** Excerpted records **
· · · ·
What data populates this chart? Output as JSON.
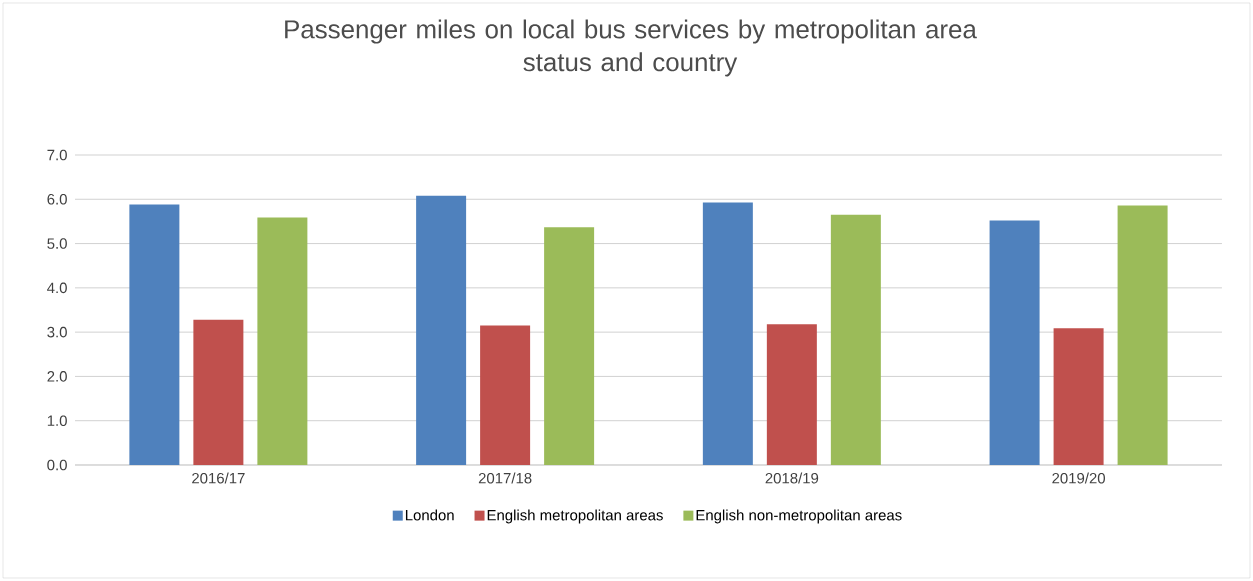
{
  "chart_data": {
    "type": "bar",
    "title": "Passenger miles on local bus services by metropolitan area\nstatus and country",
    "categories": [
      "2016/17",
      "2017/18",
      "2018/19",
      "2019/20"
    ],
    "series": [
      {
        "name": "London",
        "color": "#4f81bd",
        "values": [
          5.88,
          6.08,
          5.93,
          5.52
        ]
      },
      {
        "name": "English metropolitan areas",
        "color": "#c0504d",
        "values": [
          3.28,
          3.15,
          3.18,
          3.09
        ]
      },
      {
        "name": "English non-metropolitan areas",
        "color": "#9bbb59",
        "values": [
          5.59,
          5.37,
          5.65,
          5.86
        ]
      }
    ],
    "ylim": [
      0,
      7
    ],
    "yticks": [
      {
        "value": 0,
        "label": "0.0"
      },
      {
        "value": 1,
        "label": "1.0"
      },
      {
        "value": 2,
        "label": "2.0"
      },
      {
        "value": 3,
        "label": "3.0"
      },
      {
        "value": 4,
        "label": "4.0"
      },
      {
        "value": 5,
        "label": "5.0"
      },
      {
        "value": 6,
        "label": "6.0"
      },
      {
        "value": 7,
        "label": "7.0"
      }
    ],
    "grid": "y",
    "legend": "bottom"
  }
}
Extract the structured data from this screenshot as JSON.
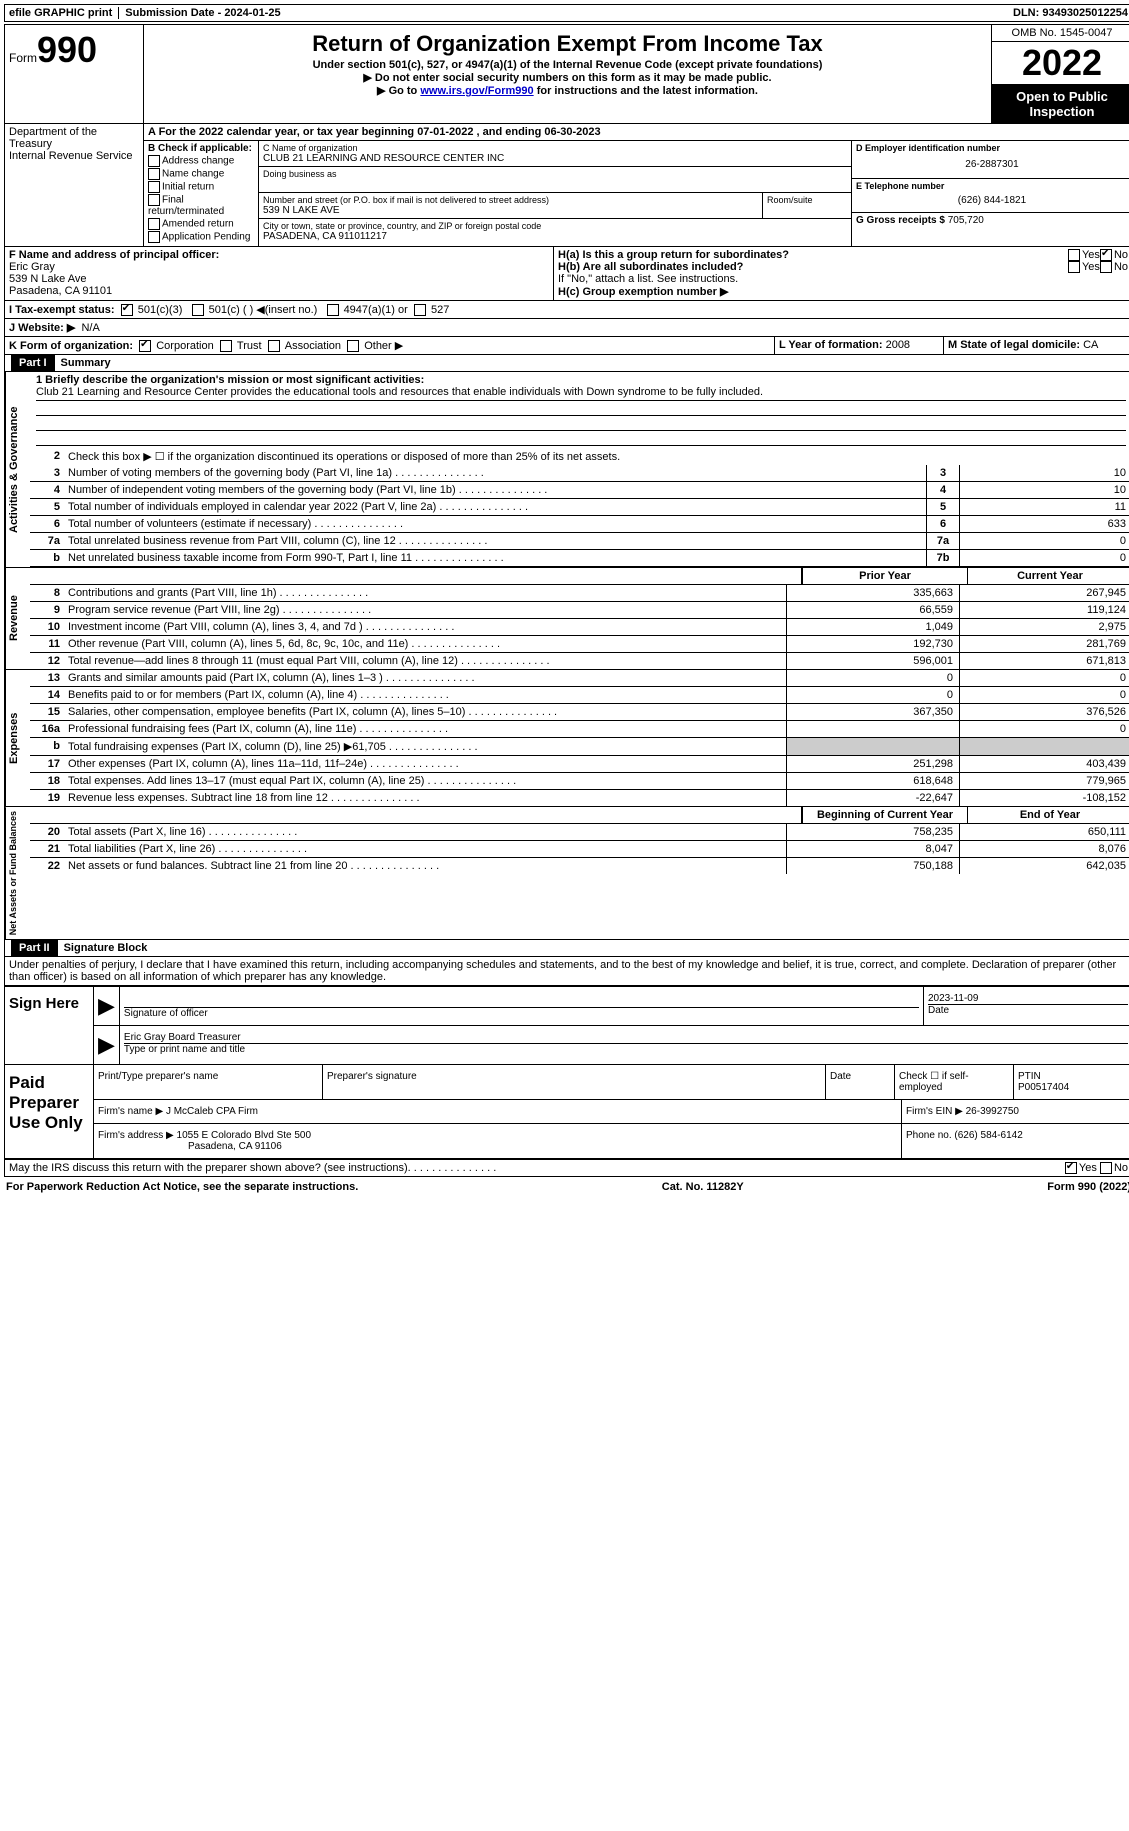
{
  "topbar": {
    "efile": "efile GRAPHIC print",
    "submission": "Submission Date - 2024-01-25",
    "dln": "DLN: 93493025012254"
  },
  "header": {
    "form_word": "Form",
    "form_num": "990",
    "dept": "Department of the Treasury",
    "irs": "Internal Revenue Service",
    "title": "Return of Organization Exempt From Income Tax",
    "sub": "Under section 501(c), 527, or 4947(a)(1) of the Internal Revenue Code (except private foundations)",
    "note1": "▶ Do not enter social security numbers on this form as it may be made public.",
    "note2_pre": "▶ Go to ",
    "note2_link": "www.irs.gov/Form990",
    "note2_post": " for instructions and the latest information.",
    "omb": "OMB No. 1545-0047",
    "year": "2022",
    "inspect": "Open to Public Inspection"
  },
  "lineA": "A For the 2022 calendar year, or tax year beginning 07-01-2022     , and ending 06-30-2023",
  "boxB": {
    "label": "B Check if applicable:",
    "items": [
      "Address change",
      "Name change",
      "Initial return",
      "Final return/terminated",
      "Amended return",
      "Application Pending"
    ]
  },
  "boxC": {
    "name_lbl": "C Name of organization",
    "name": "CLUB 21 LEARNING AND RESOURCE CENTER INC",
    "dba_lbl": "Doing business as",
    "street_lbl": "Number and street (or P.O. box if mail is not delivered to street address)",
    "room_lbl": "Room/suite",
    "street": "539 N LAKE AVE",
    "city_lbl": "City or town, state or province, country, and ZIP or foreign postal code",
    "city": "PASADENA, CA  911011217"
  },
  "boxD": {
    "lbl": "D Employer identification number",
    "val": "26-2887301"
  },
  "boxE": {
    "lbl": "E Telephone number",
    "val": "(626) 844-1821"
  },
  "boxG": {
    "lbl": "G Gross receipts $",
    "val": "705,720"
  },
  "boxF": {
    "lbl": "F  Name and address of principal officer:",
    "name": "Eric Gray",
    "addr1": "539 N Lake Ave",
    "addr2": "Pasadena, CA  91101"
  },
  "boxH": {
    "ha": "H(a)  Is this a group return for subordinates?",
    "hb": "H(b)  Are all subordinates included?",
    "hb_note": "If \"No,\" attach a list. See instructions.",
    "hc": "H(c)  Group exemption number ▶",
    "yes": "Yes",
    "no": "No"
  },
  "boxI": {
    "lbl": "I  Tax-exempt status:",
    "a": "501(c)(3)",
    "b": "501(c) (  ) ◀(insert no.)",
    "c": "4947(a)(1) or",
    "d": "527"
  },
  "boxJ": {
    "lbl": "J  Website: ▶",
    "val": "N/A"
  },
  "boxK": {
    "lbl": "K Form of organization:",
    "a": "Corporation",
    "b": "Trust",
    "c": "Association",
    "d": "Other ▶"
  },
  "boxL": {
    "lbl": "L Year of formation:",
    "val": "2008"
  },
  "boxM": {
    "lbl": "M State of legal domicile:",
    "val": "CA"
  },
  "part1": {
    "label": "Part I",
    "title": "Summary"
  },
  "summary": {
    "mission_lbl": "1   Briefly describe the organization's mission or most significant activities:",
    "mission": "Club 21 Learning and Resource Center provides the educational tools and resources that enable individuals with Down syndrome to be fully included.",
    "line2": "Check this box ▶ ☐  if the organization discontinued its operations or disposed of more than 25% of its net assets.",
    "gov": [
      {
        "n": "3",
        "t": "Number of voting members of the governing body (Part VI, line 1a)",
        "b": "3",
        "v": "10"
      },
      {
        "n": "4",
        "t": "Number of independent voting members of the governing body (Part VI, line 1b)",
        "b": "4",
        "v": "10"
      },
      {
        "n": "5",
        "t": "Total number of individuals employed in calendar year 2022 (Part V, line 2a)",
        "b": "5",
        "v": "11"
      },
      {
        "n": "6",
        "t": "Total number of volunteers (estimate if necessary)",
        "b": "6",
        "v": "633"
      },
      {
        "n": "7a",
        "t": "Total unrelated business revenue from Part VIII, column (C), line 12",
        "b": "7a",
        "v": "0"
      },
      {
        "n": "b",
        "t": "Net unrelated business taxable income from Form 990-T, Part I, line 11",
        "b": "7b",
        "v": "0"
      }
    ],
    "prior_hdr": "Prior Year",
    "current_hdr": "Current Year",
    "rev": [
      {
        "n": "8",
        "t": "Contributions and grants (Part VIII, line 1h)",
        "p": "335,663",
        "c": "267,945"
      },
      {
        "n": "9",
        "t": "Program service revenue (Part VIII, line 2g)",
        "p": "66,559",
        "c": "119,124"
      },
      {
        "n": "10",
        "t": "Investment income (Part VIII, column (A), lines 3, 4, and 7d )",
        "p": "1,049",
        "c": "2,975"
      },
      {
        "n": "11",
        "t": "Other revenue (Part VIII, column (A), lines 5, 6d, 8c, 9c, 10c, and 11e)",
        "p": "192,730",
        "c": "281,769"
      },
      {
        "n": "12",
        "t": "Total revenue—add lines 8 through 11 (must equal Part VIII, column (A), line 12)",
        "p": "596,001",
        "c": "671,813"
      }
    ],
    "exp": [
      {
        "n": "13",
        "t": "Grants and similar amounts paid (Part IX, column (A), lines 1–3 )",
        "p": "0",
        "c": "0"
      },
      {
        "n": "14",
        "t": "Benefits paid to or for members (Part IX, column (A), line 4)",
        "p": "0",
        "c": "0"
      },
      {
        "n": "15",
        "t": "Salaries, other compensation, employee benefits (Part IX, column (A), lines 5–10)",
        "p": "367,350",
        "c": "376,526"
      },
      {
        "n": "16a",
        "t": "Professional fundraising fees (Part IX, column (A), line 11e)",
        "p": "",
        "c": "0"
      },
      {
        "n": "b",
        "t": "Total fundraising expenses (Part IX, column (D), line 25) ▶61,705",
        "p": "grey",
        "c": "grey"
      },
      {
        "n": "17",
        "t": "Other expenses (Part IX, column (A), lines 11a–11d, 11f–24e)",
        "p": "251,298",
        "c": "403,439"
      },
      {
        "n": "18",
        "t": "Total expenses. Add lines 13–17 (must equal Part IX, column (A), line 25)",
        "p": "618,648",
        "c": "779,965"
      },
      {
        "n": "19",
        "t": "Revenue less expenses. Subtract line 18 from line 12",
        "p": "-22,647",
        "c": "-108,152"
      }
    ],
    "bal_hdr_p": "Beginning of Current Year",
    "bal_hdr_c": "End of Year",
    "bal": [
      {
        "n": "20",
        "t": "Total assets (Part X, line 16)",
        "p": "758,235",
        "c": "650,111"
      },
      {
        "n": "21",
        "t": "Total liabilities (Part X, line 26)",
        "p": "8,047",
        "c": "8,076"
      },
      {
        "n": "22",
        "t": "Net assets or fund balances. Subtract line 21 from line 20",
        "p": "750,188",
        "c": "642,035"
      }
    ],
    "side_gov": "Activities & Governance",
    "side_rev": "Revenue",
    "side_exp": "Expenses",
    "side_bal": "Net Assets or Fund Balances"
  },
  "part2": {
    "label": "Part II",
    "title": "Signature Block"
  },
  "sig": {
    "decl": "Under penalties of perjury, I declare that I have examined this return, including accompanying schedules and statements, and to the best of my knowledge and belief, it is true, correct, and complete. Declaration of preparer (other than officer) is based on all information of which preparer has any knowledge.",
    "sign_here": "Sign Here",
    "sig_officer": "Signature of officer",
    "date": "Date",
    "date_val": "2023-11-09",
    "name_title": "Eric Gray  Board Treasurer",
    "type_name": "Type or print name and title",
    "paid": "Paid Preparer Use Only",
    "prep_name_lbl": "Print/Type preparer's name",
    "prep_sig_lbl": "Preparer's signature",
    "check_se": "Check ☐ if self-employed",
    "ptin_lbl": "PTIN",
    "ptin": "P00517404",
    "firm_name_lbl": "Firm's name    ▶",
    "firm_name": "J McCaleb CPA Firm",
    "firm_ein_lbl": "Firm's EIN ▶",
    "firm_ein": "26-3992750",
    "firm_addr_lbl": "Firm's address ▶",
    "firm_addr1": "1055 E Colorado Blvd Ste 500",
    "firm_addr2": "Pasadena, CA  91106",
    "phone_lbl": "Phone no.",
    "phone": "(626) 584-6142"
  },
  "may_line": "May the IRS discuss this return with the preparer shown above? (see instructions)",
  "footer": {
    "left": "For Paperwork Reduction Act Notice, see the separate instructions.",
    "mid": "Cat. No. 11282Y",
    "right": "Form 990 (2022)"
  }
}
· · · ·
** What the task requires **
Every line that holds the word "with" should be extracted.

** Solution **
    "mission": "Club 21 Learning and Resource Center provides the educational tools and resources that enable individuals with Down syndrome to be fully included.",
  "may_line": "May the IRS discuss this return with the preparer shown above? (see instructions)",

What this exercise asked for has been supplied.